_TASK GOAL_:
Scan the material and copy every line in which "annotation" appears.

..........

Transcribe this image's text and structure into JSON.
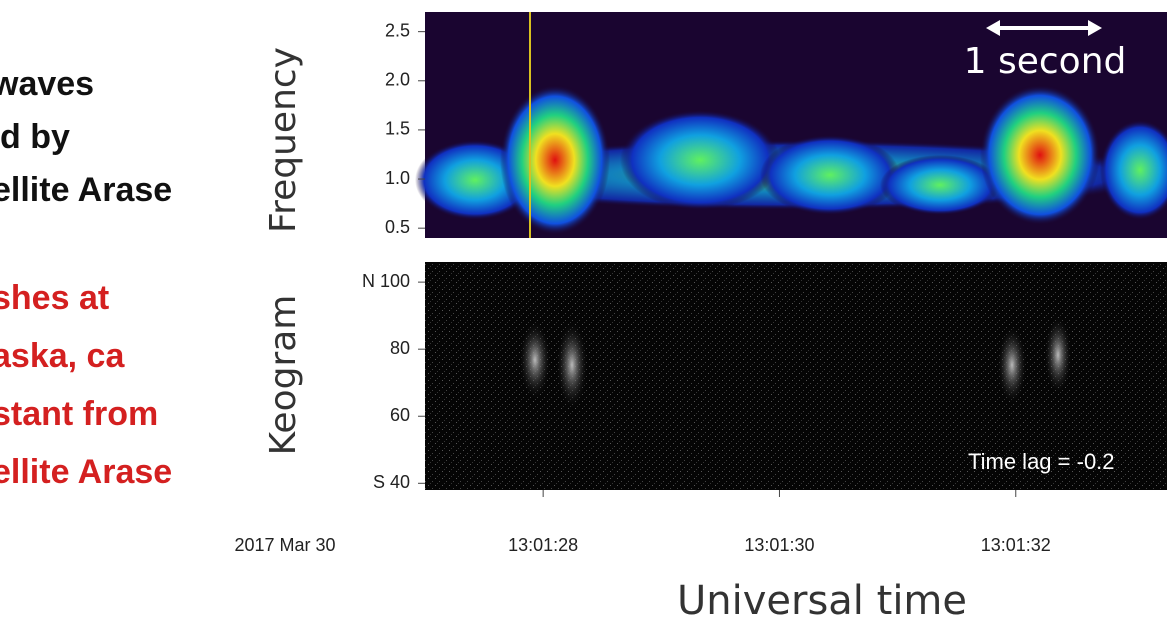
{
  "left_text": {
    "black": [
      "waves",
      "d by",
      "ellite Arase"
    ],
    "red": [
      "shes at",
      "aska, ca",
      "stant from",
      "ellite Arase"
    ]
  },
  "spectrogram": {
    "ylabel": "Frequency",
    "ylim": [
      0.4,
      2.7
    ],
    "yticks": [
      {
        "value": 0.5,
        "label": "0.5"
      },
      {
        "value": 1,
        "label": "1.0"
      },
      {
        "value": 1.5,
        "label": "1.5"
      },
      {
        "value": 2,
        "label": "2.0"
      },
      {
        "value": 2.5,
        "label": "2.5"
      }
    ],
    "annotation": "1 second"
  },
  "keogram": {
    "ylabel": "Keogram",
    "ylim": [
      38,
      106
    ],
    "yticks": [
      {
        "value": 40,
        "label": "S 40"
      },
      60,
      80,
      {
        "value": 100,
        "label": "N 100"
      }
    ],
    "annotation": "Time lag = -0.2"
  },
  "time_axis": {
    "date": "2017 Mar 30",
    "xlim": [
      27,
      33.28
    ],
    "xticks": [
      {
        "value": 28,
        "label": "13:01:28"
      },
      {
        "value": 30,
        "label": "13:01:30"
      },
      {
        "value": 32,
        "label": "13:01:32"
      }
    ],
    "xlabel": "Universal time"
  }
}
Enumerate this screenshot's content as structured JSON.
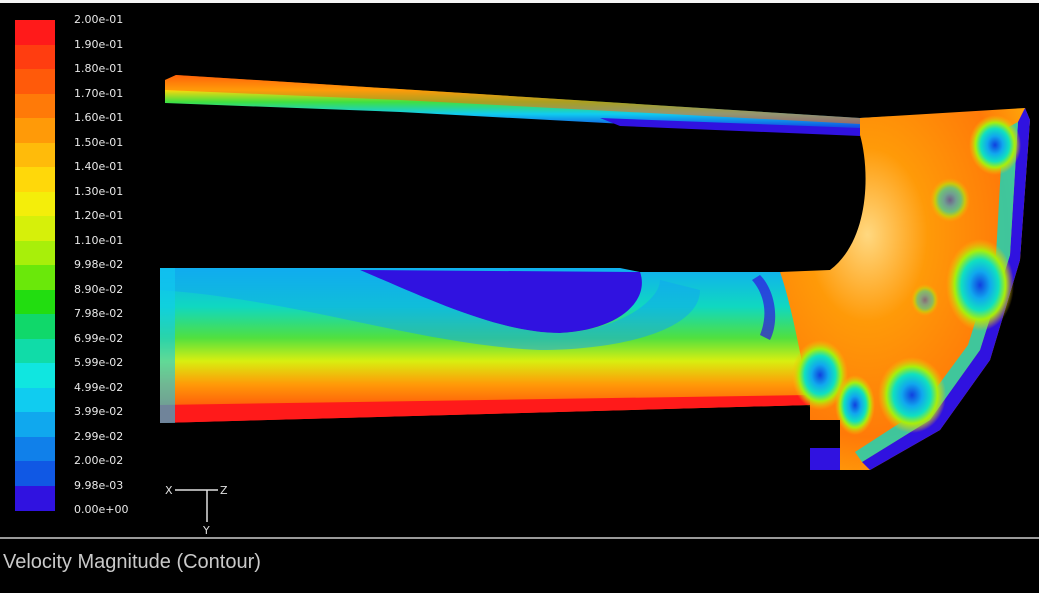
{
  "colorbar": {
    "labels": [
      "2.00e-01",
      "1.90e-01",
      "1.80e-01",
      "1.70e-01",
      "1.60e-01",
      "1.50e-01",
      "1.40e-01",
      "1.30e-01",
      "1.20e-01",
      "1.10e-01",
      "9.98e-02",
      "8.90e-02",
      "7.98e-02",
      "6.99e-02",
      "5.99e-02",
      "4.99e-02",
      "3.99e-02",
      "2.99e-02",
      "2.00e-02",
      "9.98e-03",
      "0.00e+00"
    ],
    "colors": [
      "#ff1a1a",
      "#ff3d10",
      "#ff5a0a",
      "#ff7a08",
      "#ff9a08",
      "#ffbb0a",
      "#ffd80a",
      "#f4ee0a",
      "#d6f00a",
      "#a8ef0a",
      "#6ae80a",
      "#22dd10",
      "#10d86a",
      "#10dca8",
      "#10e6e0",
      "#10ccf0",
      "#10a8ee",
      "#1080ea",
      "#1058e4",
      "#3012e0"
    ]
  },
  "triad": {
    "x": "X",
    "z": "Z",
    "y": "Y"
  },
  "caption": "Velocity Magnitude (Contour)"
}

..........

_REPLY TO THE TASK_:
    "annotation": "1 second"
    "annotation": "Time lag = -0.2"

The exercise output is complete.